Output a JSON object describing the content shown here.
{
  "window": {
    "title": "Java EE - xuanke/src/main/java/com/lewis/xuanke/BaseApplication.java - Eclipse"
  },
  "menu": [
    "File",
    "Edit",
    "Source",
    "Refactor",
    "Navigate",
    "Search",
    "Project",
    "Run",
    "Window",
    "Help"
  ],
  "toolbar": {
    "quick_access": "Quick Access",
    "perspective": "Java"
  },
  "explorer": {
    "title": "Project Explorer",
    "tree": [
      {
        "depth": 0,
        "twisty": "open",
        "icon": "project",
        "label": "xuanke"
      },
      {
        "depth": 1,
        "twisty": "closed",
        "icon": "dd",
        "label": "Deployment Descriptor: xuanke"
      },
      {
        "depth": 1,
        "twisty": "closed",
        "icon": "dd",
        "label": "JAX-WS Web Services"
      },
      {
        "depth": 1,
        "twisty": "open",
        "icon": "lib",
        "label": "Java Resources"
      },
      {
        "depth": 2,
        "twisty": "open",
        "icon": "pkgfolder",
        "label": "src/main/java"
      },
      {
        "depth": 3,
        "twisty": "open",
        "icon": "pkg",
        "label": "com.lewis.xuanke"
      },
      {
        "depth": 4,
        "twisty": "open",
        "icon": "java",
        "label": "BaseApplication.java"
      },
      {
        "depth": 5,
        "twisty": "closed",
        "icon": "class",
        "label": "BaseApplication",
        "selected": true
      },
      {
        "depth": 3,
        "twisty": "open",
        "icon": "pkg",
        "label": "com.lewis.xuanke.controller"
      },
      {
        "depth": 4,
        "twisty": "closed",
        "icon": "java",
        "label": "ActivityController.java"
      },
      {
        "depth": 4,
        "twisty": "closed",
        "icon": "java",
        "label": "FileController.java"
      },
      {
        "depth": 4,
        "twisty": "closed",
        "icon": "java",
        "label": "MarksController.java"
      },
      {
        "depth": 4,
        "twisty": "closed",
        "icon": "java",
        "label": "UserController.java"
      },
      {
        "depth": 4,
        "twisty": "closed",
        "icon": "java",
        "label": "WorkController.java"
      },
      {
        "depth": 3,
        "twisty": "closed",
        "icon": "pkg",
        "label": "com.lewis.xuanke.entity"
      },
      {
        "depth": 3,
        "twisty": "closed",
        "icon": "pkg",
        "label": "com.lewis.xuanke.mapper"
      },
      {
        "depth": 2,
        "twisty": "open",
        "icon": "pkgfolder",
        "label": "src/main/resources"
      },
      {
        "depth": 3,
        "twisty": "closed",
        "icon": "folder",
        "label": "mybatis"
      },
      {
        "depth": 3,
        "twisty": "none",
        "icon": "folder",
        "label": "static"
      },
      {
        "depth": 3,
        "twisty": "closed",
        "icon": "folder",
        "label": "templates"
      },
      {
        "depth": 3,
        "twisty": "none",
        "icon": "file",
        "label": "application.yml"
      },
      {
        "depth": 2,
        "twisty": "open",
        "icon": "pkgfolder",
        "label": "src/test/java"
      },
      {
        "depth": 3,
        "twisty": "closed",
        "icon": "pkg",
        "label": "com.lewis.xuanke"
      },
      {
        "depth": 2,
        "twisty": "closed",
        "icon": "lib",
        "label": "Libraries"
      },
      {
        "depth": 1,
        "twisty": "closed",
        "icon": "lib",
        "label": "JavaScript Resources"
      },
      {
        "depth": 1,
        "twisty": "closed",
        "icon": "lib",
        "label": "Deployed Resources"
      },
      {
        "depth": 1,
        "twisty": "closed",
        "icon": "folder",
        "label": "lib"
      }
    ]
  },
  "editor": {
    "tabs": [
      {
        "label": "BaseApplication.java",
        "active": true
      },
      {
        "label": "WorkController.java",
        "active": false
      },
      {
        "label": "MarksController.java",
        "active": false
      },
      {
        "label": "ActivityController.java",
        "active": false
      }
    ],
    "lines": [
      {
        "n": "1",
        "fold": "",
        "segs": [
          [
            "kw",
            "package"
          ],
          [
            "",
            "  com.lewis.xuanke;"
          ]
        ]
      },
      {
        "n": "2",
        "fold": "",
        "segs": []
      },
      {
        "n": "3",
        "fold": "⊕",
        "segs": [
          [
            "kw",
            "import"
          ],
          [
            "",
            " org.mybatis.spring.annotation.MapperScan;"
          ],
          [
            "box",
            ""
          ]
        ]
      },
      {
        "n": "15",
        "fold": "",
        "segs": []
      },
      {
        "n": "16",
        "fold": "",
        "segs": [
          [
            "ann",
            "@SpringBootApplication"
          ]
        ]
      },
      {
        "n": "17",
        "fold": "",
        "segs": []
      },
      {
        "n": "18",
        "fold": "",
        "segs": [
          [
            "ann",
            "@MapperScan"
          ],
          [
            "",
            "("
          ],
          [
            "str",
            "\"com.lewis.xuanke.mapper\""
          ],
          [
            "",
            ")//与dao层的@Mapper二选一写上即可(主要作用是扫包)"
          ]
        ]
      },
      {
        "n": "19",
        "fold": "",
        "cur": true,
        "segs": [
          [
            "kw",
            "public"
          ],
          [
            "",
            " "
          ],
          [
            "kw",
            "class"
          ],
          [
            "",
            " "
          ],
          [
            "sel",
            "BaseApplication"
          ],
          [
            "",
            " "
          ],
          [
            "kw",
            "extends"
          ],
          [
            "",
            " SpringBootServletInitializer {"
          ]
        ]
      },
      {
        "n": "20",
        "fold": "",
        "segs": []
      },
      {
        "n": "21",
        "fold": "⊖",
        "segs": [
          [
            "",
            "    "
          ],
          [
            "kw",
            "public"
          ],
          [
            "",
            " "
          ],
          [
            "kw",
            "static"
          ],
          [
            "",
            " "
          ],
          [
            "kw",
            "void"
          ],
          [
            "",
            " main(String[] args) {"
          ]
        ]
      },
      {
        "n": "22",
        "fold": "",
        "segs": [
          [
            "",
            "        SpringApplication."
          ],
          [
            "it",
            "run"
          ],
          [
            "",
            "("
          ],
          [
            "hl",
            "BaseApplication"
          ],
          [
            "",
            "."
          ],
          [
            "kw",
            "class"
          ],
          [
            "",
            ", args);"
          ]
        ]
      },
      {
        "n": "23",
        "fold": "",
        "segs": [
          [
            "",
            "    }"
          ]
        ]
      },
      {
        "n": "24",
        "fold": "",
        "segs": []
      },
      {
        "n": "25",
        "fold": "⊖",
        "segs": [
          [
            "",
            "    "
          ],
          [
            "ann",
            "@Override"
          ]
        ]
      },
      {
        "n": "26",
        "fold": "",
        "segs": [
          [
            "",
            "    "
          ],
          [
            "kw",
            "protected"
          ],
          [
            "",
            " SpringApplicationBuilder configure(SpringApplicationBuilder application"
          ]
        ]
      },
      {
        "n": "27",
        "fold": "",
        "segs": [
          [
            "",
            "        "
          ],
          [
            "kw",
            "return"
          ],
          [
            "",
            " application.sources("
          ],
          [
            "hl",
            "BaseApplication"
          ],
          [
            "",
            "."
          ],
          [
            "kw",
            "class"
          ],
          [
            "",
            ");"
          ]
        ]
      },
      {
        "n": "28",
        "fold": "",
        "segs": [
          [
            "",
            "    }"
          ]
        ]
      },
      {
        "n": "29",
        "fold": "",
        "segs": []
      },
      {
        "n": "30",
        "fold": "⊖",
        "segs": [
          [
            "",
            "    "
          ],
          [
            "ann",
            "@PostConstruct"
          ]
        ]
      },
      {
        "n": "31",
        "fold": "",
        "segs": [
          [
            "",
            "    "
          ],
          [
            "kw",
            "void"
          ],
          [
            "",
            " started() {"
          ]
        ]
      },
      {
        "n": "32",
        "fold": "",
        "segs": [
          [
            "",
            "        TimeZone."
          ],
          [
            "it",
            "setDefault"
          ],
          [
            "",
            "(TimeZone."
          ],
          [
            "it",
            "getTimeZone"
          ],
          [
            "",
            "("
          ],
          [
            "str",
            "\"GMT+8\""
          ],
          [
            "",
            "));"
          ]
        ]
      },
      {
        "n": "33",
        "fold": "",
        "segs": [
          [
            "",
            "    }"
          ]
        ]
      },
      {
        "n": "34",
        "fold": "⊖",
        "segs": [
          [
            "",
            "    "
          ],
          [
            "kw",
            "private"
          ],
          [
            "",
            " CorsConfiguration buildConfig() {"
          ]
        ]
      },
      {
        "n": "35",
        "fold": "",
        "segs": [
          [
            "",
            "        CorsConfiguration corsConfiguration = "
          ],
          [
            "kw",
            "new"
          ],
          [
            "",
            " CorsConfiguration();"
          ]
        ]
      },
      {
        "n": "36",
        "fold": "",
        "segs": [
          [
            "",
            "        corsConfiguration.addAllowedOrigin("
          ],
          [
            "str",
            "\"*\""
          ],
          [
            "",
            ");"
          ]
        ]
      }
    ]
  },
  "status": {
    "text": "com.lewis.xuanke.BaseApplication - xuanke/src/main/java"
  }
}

------------------------------------------------

* **DIRECTION**: Copy each line of the data above that holds "WorkController".

* **SOLUTION FOR THIS PROBLEM**:
        "label": "WorkController.java"
        "label": "WorkController.java",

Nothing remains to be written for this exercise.